* BEGIN *

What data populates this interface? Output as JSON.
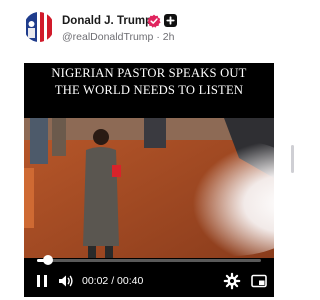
{
  "author": {
    "name": "Donald J. Trump",
    "handle": "@realDonaldTrump",
    "separator": "·",
    "time_ago": "2h"
  },
  "video": {
    "title_lines": [
      "NIGERIAN PASTOR SPEAKS OUT",
      "THE WORLD NEEDS TO LISTEN"
    ],
    "current_time": "00:02",
    "time_separator": "/",
    "duration": "00:40",
    "progress_fraction": 0.05
  },
  "icons": {
    "verified": "verified-check-icon",
    "plus": "plus-badge-icon",
    "pause": "pause-icon",
    "volume": "volume-icon",
    "settings": "gear-icon",
    "pip": "picture-in-picture-icon"
  },
  "colors": {
    "verified_badge": "#e0245e",
    "name_text": "#1a1a1a",
    "muted_text": "#6e6e73",
    "video_bg": "#000000"
  }
}
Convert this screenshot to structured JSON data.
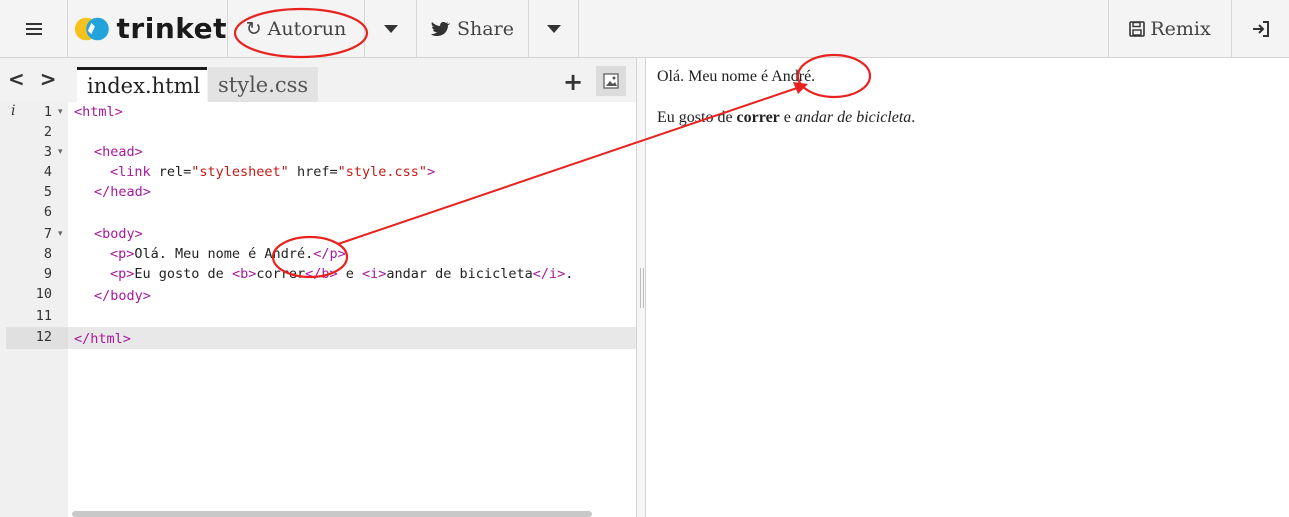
{
  "toolbar": {
    "brand": "trinket",
    "autorun_label": "Autorun",
    "share_label": "Share",
    "remix_label": "Remix"
  },
  "editor": {
    "tabs": [
      {
        "label": "index.html",
        "active": true
      },
      {
        "label": "style.css",
        "active": false
      }
    ],
    "lines": [
      {
        "num": "1",
        "fold": true
      },
      {
        "num": "2",
        "fold": false
      },
      {
        "num": "3",
        "fold": true
      },
      {
        "num": "4",
        "fold": false
      },
      {
        "num": "5",
        "fold": false
      },
      {
        "num": "6",
        "fold": false
      },
      {
        "num": "7",
        "fold": true
      },
      {
        "num": "8",
        "fold": false
      },
      {
        "num": "9",
        "fold": false
      },
      {
        "num": "10",
        "fold": false
      },
      {
        "num": "11",
        "fold": false
      },
      {
        "num": "12",
        "fold": false
      }
    ],
    "info_marker": "i",
    "code": {
      "l1_tag": "<html>",
      "l3_tag": "<head>",
      "l4_tag_open": "<link",
      "l4_attr_rel": " rel=",
      "l4_val_rel": "\"stylesheet\"",
      "l4_attr_href": " href=",
      "l4_val_href": "\"style.css\"",
      "l4_tag_close": ">",
      "l5_tag": "</head>",
      "l7_tag": "<body>",
      "l8_p_open": "<p>",
      "l8_text": "Olá. Meu nome é André.",
      "l8_p_close": "</p>",
      "l9_p_open": "<p>",
      "l9_text1": "Eu gosto de ",
      "l9_b_open": "<b>",
      "l9_b_text": "correr",
      "l9_b_close": "</b>",
      "l9_text2": " e ",
      "l9_i_open": "<i>",
      "l9_i_text": "andar de bicicleta",
      "l9_i_close": "</i>",
      "l9_tail": ".",
      "l10_tag": "</body>",
      "l12_tag": "</html>"
    }
  },
  "output": {
    "p1": "Olá. Meu nome é André.",
    "p2_text1": "Eu gosto de ",
    "p2_bold": "correr",
    "p2_text2": " e ",
    "p2_italic": "andar de bicicleta",
    "p2_tail": "."
  },
  "colors": {
    "annotation": "#e8231f",
    "tag": "#a6199c",
    "string": "#c41a16",
    "logo_yellow": "#f7c21b",
    "logo_blue": "#22a3dc"
  }
}
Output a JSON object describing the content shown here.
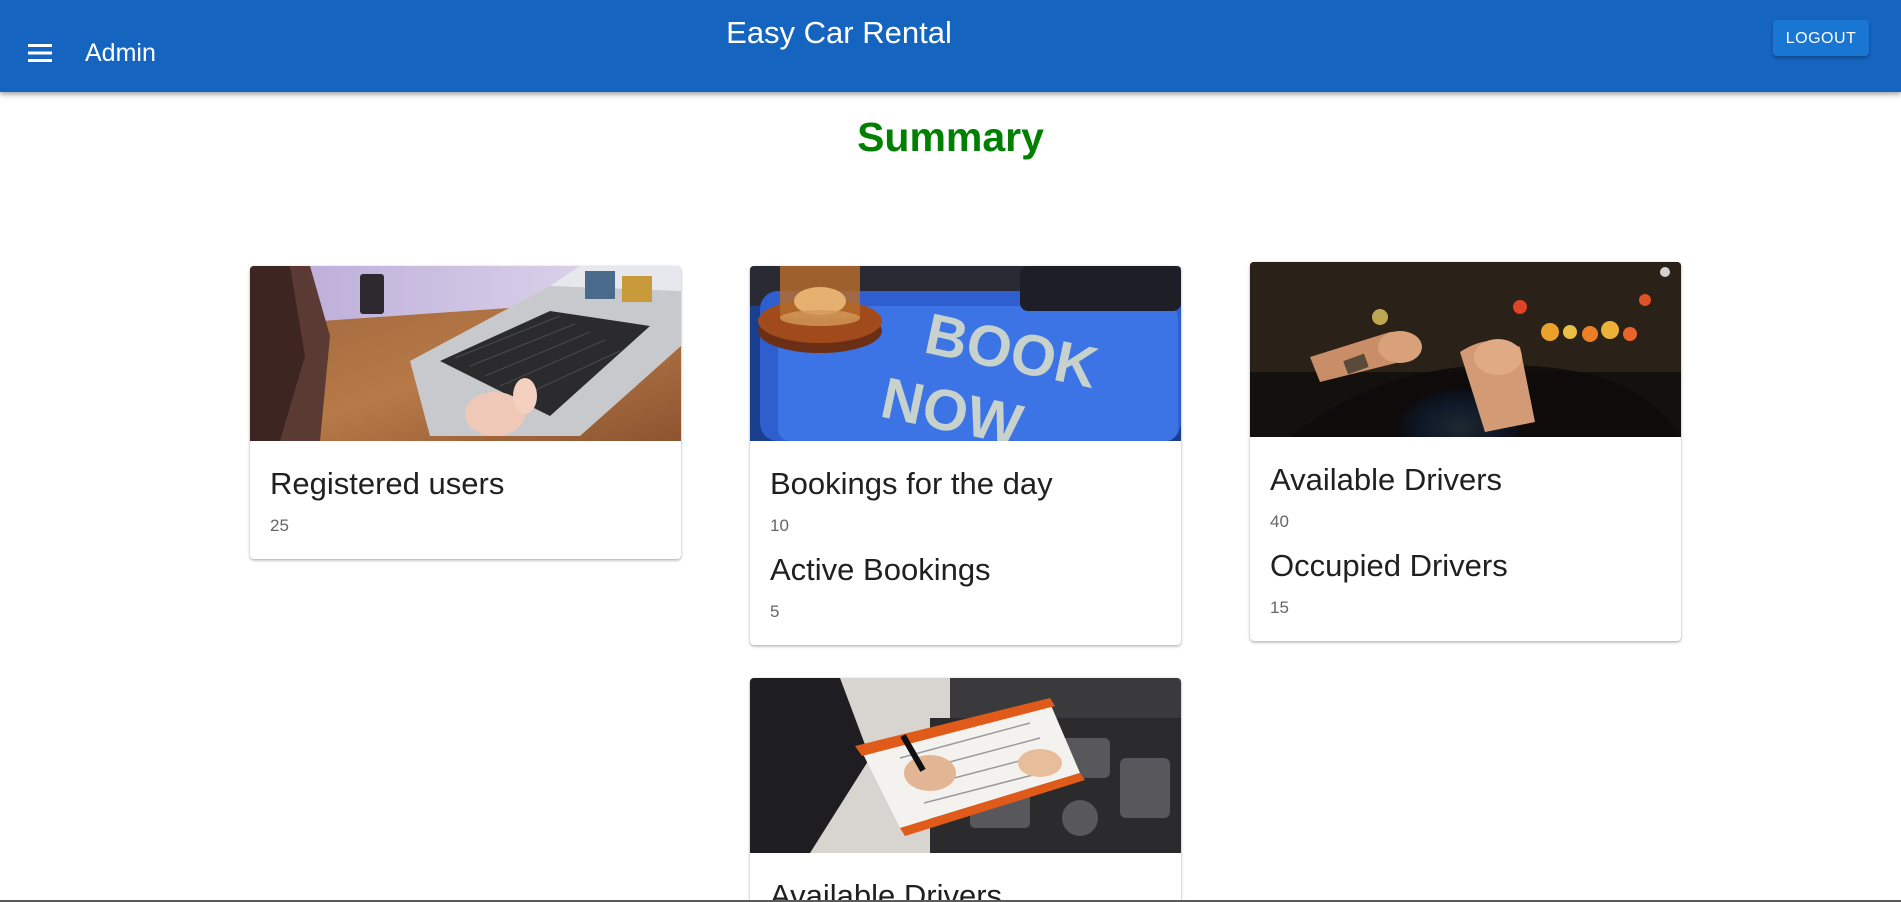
{
  "header": {
    "menu_icon": "menu-icon",
    "role_label": "Admin",
    "app_title": "Easy Car Rental",
    "logout_label": "LOGOUT",
    "bar_color": "#1565c0"
  },
  "summary": {
    "title": "Summary",
    "title_color": "#008000"
  },
  "cards": {
    "registered_users": {
      "image": "laptop-typing-image",
      "stats": [
        {
          "label": "Registered users",
          "value": "25"
        }
      ]
    },
    "bookings": {
      "image": "book-now-bell-image",
      "stats": [
        {
          "label": "Bookings for the day",
          "value": "10"
        },
        {
          "label": "Active Bookings",
          "value": "5"
        }
      ]
    },
    "drivers": {
      "image": "driving-steering-wheel-image",
      "stats": [
        {
          "label": "Available Drivers",
          "value": "40"
        },
        {
          "label": "Occupied Drivers",
          "value": "15"
        }
      ]
    },
    "vehicles": {
      "image": "mechanic-inspection-image",
      "stats": [
        {
          "label": "Available Drivers"
        }
      ]
    }
  }
}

* END *

▸ WORK REQUIRED
Make an exact copy of the data, leaving its pictures out.

▸ RESULT OF THIS TASK
What data populates this interface? Output as JSON.
{
  "author": {
    "name": "Donald J. Trump",
    "handle": "@realDonaldTrump",
    "separator": "·",
    "time_ago": "2h"
  },
  "video": {
    "title_lines": [
      "NIGERIAN PASTOR SPEAKS OUT",
      "THE WORLD NEEDS TO LISTEN"
    ],
    "current_time": "00:02",
    "time_separator": "/",
    "duration": "00:40",
    "progress_fraction": 0.05
  },
  "icons": {
    "verified": "verified-check-icon",
    "plus": "plus-badge-icon",
    "pause": "pause-icon",
    "volume": "volume-icon",
    "settings": "gear-icon",
    "pip": "picture-in-picture-icon"
  },
  "colors": {
    "verified_badge": "#e0245e",
    "name_text": "#1a1a1a",
    "muted_text": "#6e6e73",
    "video_bg": "#000000"
  }
}
Convert this screenshot to structured JSON data.
{
  "toolbar": {
    "brand": "trinket",
    "autorun_label": "Autorun",
    "share_label": "Share",
    "remix_label": "Remix"
  },
  "editor": {
    "tabs": [
      {
        "label": "index.html",
        "active": true
      },
      {
        "label": "style.css",
        "active": false
      }
    ],
    "lines": [
      {
        "num": "1",
        "fold": true
      },
      {
        "num": "2",
        "fold": false
      },
      {
        "num": "3",
        "fold": true
      },
      {
        "num": "4",
        "fold": false
      },
      {
        "num": "5",
        "fold": false
      },
      {
        "num": "6",
        "fold": false
      },
      {
        "num": "7",
        "fold": true
      },
      {
        "num": "8",
        "fold": false
      },
      {
        "num": "9",
        "fold": false
      },
      {
        "num": "10",
        "fold": false
      },
      {
        "num": "11",
        "fold": false
      },
      {
        "num": "12",
        "fold": false
      }
    ],
    "info_marker": "i",
    "code": {
      "l1_tag": "<html>",
      "l3_tag": "<head>",
      "l4_tag_open": "<link",
      "l4_attr_rel": " rel=",
      "l4_val_rel": "\"stylesheet\"",
      "l4_attr_href": " href=",
      "l4_val_href": "\"style.css\"",
      "l4_tag_close": ">",
      "l5_tag": "</head>",
      "l7_tag": "<body>",
      "l8_p_open": "<p>",
      "l8_text": "Olá. Meu nome é André.",
      "l8_p_close": "</p>",
      "l9_p_open": "<p>",
      "l9_text1": "Eu gosto de ",
      "l9_b_open": "<b>",
      "l9_b_text": "correr",
      "l9_b_close": "</b>",
      "l9_text2": " e ",
      "l9_i_open": "<i>",
      "l9_i_text": "andar de bicicleta",
      "l9_i_close": "</i>",
      "l9_tail": ".",
      "l10_tag": "</body>",
      "l12_tag": "</html>"
    }
  },
  "output": {
    "p1": "Olá. Meu nome é André.",
    "p2_text1": "Eu gosto de ",
    "p2_bold": "correr",
    "p2_text2": " e ",
    "p2_italic": "andar de bicicleta",
    "p2_tail": "."
  },
  "colors": {
    "annotation": "#e8231f",
    "tag": "#a6199c",
    "string": "#c41a16",
    "logo_yellow": "#f7c21b",
    "logo_blue": "#22a3dc"
  }
}
Output a JSON object describing the content shown here.
{
  "header": {
    "menu_icon": "menu-icon",
    "role_label": "Admin",
    "app_title": "Easy Car Rental",
    "logout_label": "LOGOUT",
    "bar_color": "#1565c0"
  },
  "summary": {
    "title": "Summary",
    "title_color": "#008000"
  },
  "cards": {
    "registered_users": {
      "image": "laptop-typing-image",
      "stats": [
        {
          "label": "Registered users",
          "value": "25"
        }
      ]
    },
    "bookings": {
      "image": "book-now-bell-image",
      "stats": [
        {
          "label": "Bookings for the day",
          "value": "10"
        },
        {
          "label": "Active Bookings",
          "value": "5"
        }
      ]
    },
    "drivers": {
      "image": "driving-steering-wheel-image",
      "stats": [
        {
          "label": "Available Drivers",
          "value": "40"
        },
        {
          "label": "Occupied Drivers",
          "value": "15"
        }
      ]
    },
    "vehicles": {
      "image": "mechanic-inspection-image",
      "stats": [
        {
          "label": "Available Drivers"
        }
      ]
    }
  }
}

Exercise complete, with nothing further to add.